_Materials provided_:
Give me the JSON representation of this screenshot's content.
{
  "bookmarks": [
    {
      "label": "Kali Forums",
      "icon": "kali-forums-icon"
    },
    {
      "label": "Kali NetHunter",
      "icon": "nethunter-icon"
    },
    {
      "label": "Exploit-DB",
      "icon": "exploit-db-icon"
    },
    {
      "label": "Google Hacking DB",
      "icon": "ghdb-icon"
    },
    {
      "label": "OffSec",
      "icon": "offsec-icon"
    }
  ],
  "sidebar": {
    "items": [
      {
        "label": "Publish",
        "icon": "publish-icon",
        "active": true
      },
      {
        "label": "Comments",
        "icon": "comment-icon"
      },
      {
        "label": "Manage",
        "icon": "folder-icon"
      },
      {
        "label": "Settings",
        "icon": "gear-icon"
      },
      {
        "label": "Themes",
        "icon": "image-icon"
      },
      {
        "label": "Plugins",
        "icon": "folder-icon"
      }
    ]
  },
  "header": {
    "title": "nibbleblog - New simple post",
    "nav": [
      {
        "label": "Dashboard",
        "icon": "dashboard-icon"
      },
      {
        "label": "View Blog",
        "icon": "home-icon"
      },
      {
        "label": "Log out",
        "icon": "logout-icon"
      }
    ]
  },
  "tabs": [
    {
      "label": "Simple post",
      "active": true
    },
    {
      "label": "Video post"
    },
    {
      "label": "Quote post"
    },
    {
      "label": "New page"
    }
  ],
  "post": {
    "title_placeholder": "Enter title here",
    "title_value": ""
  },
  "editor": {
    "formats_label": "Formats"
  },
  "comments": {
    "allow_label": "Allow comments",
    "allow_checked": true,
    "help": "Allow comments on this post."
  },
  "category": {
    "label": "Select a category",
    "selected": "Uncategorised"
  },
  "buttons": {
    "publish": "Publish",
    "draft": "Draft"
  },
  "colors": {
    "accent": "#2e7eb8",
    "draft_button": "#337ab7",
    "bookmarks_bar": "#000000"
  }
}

_To do_: Copy down the whole of the data above, matching it exactly.

_Task answer_:
Give me the JSON representation of this screenshot's content.
{
  "bookmarks": [
    {
      "label": "Kali Forums",
      "icon": "kali-forums-icon"
    },
    {
      "label": "Kali NetHunter",
      "icon": "nethunter-icon"
    },
    {
      "label": "Exploit-DB",
      "icon": "exploit-db-icon"
    },
    {
      "label": "Google Hacking DB",
      "icon": "ghdb-icon"
    },
    {
      "label": "OffSec",
      "icon": "offsec-icon"
    }
  ],
  "sidebar": {
    "items": [
      {
        "label": "Publish",
        "icon": "publish-icon",
        "active": true
      },
      {
        "label": "Comments",
        "icon": "comment-icon"
      },
      {
        "label": "Manage",
        "icon": "folder-icon"
      },
      {
        "label": "Settings",
        "icon": "gear-icon"
      },
      {
        "label": "Themes",
        "icon": "image-icon"
      },
      {
        "label": "Plugins",
        "icon": "folder-icon"
      }
    ]
  },
  "header": {
    "title": "nibbleblog - New simple post",
    "nav": [
      {
        "label": "Dashboard",
        "icon": "dashboard-icon"
      },
      {
        "label": "View Blog",
        "icon": "home-icon"
      },
      {
        "label": "Log out",
        "icon": "logout-icon"
      }
    ]
  },
  "tabs": [
    {
      "label": "Simple post",
      "active": true
    },
    {
      "label": "Video post"
    },
    {
      "label": "Quote post"
    },
    {
      "label": "New page"
    }
  ],
  "post": {
    "title_placeholder": "Enter title here",
    "title_value": ""
  },
  "editor": {
    "formats_label": "Formats"
  },
  "comments": {
    "allow_label": "Allow comments",
    "allow_checked": true,
    "help": "Allow comments on this post."
  },
  "category": {
    "label": "Select a category",
    "selected": "Uncategorised"
  },
  "buttons": {
    "publish": "Publish",
    "draft": "Draft"
  },
  "colors": {
    "accent": "#2e7eb8",
    "draft_button": "#337ab7",
    "bookmarks_bar": "#000000"
  }
}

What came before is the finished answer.